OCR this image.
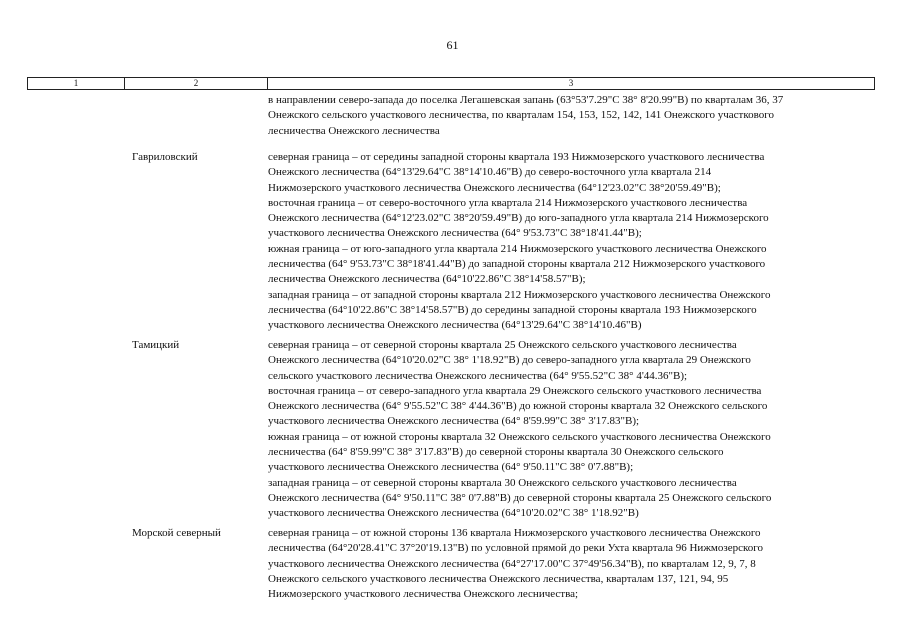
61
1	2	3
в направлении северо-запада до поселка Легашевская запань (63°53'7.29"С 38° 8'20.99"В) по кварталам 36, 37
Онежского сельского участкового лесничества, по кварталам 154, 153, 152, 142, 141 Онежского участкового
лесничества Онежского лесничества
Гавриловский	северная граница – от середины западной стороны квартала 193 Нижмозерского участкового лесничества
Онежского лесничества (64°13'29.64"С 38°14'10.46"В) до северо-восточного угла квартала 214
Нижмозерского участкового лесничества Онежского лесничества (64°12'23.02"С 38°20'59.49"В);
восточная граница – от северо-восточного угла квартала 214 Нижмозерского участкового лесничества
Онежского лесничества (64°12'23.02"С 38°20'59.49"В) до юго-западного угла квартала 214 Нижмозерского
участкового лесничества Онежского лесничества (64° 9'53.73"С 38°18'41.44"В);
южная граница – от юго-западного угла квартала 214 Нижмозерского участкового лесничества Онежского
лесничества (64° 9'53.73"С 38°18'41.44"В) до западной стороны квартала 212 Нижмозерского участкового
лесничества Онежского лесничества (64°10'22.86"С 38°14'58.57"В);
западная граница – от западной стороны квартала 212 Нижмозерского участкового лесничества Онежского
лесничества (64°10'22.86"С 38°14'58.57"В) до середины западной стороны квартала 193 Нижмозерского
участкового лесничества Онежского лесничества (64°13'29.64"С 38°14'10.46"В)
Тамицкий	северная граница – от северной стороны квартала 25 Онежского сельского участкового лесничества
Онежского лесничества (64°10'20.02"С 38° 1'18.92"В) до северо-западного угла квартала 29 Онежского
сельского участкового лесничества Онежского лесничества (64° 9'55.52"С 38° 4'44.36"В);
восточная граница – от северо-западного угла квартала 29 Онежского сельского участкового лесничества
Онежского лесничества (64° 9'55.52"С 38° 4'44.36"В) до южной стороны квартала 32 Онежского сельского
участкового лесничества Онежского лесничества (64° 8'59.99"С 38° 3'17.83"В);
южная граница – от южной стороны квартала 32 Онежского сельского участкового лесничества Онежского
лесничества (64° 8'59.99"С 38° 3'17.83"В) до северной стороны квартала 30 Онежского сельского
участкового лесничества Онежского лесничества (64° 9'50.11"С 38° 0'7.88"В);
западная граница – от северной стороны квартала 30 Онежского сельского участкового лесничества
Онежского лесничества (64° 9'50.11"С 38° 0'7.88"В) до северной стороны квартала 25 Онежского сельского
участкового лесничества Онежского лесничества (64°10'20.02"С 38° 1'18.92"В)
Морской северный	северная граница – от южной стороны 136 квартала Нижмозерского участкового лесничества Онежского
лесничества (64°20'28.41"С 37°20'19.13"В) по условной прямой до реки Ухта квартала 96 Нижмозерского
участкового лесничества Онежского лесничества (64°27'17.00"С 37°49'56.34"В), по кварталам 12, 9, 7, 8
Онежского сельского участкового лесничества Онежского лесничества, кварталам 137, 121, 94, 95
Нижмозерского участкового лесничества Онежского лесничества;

---

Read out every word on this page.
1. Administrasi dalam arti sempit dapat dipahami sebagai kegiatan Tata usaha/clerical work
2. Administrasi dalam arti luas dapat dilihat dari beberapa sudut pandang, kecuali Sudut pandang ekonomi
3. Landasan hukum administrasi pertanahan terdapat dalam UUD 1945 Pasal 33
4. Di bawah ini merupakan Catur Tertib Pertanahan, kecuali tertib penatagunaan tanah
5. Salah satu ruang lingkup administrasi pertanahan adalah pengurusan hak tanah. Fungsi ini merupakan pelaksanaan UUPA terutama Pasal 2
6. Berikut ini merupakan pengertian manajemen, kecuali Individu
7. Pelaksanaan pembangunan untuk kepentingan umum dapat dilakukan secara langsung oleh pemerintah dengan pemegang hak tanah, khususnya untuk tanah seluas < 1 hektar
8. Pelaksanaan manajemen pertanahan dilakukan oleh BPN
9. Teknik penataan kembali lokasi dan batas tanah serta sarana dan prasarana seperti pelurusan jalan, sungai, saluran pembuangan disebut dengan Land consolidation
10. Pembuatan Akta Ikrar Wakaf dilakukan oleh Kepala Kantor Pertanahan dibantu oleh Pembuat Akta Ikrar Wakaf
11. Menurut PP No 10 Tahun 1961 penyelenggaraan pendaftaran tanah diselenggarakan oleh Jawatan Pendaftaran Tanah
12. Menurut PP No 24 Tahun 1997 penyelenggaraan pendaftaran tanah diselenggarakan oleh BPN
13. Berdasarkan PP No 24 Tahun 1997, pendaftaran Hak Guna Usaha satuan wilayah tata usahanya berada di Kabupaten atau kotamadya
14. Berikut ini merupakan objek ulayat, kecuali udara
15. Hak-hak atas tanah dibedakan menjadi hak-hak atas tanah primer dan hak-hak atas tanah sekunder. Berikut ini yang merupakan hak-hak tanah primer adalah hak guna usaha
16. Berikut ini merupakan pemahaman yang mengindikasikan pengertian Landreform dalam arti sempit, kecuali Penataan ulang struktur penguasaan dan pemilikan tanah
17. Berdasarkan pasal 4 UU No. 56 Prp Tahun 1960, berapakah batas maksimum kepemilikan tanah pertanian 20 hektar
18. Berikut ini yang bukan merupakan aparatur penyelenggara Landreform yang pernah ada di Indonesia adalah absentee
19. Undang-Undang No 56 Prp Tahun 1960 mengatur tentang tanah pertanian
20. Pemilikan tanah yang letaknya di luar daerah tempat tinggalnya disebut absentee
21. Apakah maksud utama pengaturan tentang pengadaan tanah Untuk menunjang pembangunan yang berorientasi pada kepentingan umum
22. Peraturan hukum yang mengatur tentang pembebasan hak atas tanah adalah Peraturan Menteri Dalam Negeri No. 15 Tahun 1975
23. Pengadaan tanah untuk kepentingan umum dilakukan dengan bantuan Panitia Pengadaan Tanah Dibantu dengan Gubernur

_Task requirements_
Filter the data for the string "dengan" and copy every line that has it.

_Exercise response_
7. Pelaksanaan pembangunan untuk kepentingan umum dapat dilakukan secara langsung oleh pemerintah dengan pemegang hak tanah, khususnya untuk tanah seluas < 1 hektar
9. Teknik penataan kembali lokasi dan batas tanah serta sarana dan prasarana seperti pelurusan jalan, sungai, saluran pembuangan disebut dengan Land consolidation
23. Pengadaan tanah untuk kepentingan umum dilakukan dengan bantuan Panitia Pengadaan Tanah Dibantu dengan Gubernur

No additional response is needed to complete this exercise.